◆ WORK TO COMPLETE ◆
Give everything from the start of the records down to the line containing "collocation-note: 【常见搭配】 connect", inclusive, as a JSON list of strings with one string per line. Leave out any blank lines.
— start of MATERIAL FOR THE TASK —
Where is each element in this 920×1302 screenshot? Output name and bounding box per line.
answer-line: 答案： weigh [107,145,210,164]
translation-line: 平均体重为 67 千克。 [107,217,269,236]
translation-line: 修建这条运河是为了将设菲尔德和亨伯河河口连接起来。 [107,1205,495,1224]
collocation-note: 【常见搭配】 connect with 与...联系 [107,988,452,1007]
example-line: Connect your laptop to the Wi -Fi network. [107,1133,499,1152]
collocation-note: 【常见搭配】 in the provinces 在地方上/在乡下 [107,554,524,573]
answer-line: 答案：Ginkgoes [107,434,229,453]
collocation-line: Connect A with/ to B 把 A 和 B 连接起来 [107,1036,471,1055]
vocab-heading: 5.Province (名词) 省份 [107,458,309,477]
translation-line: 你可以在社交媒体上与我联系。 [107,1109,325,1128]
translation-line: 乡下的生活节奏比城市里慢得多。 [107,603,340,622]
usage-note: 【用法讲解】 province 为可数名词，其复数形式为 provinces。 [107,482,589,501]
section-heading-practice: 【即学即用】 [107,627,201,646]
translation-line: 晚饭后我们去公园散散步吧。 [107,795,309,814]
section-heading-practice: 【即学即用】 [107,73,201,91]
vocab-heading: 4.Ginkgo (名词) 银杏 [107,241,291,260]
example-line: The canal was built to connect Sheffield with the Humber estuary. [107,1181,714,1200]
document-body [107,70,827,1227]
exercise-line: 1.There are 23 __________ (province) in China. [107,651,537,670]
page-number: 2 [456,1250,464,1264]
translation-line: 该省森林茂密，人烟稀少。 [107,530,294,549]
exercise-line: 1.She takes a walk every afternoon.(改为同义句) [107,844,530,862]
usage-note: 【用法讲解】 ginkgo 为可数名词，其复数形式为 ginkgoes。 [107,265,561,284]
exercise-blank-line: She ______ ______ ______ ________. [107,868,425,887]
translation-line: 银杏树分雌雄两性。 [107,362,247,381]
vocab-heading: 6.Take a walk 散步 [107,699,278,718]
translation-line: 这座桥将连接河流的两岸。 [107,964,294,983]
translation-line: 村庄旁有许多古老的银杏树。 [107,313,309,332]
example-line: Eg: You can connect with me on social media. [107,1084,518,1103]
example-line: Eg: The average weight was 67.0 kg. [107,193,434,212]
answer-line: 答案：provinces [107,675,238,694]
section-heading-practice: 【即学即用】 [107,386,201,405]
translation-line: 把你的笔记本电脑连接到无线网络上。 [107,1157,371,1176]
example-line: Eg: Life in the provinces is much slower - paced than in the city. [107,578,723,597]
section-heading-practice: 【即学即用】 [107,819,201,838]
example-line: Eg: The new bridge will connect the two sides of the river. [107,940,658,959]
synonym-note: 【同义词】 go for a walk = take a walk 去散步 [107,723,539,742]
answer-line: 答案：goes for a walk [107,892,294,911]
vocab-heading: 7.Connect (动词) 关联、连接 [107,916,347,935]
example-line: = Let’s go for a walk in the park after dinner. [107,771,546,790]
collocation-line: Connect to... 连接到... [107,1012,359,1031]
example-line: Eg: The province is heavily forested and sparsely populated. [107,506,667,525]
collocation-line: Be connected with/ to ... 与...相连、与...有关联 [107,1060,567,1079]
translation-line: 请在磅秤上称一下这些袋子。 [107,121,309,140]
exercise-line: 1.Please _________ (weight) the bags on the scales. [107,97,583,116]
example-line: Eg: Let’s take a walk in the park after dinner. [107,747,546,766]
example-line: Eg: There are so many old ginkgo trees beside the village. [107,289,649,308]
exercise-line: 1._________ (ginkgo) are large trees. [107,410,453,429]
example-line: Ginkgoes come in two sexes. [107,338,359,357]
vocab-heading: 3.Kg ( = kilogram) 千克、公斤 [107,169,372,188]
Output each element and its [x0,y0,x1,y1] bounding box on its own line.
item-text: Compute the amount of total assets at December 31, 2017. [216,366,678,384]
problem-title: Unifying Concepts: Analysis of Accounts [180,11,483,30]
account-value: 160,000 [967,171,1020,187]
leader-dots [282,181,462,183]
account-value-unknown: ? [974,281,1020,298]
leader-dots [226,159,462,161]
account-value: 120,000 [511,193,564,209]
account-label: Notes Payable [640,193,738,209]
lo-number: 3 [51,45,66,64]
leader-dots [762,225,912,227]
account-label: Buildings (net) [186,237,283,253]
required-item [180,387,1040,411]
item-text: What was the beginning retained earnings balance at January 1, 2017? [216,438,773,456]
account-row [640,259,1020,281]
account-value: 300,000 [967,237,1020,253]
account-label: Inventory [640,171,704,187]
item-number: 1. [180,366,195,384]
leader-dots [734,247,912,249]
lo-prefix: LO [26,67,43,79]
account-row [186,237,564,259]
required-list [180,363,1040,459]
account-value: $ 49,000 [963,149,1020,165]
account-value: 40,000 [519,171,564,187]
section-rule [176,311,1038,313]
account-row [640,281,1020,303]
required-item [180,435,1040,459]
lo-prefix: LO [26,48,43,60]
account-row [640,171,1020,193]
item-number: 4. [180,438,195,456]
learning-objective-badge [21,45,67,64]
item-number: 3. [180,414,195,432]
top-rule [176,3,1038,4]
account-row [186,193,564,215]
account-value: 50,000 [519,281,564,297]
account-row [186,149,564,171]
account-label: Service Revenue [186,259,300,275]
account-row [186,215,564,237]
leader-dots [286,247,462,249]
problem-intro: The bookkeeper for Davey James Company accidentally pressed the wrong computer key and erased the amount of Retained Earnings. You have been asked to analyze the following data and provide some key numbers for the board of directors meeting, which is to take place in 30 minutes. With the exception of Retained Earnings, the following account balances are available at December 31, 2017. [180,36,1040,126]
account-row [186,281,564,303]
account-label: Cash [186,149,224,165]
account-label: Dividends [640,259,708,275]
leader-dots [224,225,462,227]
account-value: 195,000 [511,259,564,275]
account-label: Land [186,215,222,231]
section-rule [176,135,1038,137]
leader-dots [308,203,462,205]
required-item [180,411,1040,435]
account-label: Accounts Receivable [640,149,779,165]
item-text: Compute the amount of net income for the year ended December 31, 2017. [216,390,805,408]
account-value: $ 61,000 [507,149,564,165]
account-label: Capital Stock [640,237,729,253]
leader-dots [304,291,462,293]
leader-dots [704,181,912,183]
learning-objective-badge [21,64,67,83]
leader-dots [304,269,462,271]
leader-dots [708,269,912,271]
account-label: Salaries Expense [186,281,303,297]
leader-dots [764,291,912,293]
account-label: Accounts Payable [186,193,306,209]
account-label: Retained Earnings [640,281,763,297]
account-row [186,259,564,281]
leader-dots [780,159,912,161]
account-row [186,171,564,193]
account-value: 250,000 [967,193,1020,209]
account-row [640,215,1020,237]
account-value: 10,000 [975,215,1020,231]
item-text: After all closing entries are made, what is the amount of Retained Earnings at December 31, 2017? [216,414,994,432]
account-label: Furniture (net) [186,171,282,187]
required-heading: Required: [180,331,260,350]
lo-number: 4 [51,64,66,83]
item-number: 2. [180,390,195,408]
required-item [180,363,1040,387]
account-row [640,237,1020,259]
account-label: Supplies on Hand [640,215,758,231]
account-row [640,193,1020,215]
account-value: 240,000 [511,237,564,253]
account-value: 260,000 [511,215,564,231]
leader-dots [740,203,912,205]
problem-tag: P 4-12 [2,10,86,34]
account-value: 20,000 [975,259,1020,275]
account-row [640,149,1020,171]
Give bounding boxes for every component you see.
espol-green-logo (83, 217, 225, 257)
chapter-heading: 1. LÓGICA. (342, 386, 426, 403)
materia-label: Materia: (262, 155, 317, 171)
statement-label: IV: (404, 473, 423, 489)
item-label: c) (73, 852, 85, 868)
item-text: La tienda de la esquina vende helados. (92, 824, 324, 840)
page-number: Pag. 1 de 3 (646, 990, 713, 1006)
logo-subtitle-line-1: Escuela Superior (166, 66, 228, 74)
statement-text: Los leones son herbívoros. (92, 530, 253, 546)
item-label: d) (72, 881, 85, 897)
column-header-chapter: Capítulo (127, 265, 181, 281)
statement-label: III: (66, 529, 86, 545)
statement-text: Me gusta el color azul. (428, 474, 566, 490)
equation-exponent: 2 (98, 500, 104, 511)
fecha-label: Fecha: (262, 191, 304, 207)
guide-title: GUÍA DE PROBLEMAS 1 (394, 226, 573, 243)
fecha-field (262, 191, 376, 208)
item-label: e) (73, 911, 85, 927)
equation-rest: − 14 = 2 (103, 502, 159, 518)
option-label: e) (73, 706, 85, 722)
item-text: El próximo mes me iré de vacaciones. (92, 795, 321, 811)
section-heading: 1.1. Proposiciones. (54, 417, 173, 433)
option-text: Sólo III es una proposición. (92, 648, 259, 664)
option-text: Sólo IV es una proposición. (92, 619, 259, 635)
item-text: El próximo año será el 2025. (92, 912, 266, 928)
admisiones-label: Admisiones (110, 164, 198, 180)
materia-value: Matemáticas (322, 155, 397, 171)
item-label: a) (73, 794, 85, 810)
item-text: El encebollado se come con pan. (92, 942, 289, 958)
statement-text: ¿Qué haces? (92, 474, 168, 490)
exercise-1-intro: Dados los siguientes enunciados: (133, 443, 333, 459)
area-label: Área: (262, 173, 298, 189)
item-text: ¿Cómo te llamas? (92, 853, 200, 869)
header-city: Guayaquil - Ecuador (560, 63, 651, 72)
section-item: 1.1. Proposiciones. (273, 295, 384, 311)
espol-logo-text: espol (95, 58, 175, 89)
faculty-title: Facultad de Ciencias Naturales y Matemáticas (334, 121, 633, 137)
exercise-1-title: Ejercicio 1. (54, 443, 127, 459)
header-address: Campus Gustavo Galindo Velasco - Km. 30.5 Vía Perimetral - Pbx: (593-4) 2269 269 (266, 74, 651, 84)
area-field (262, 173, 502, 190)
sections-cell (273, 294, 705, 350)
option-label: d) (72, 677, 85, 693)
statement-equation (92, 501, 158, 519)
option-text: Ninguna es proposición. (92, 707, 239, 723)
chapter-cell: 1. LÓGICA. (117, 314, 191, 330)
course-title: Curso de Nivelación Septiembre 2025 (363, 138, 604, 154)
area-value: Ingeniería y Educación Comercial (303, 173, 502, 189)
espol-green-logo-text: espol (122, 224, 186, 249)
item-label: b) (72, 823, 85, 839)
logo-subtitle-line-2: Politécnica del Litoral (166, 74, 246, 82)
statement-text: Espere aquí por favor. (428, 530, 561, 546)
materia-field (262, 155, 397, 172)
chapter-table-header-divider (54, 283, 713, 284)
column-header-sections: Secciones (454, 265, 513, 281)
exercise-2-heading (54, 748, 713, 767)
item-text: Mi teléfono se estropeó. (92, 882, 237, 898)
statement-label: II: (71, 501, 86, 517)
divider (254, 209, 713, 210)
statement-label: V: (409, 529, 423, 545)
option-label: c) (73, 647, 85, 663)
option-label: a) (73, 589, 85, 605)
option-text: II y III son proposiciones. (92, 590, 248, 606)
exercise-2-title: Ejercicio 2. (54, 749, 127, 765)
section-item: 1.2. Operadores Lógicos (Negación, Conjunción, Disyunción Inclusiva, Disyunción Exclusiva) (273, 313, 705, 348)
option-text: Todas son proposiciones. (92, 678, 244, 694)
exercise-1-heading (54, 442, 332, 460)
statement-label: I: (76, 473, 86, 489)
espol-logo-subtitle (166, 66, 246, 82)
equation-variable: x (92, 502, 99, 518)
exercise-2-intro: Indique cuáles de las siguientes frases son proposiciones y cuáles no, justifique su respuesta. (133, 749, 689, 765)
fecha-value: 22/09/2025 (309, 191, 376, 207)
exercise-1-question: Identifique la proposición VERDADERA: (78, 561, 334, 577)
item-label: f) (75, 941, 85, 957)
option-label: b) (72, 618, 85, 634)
— end of MATERIAL FOR THE TASK —
◆ FINISHED EXERCISE ◆
[
  "Where is each element in this 920×1302 screenshot? Output name and bounding box per line.",
  "answer-line: 答案： weigh [107,145,210,164]",
  "translation-line: 平均体重为 67 千克。 [107,217,269,236]",
  "translation-line: 修建这条运河是为了将设菲尔德和亨伯河河口连接起来。 [107,1205,495,1224]",
  "collocation-note: 【常见搭配】 connect with 与...联系 [107,988,452,1007]"
]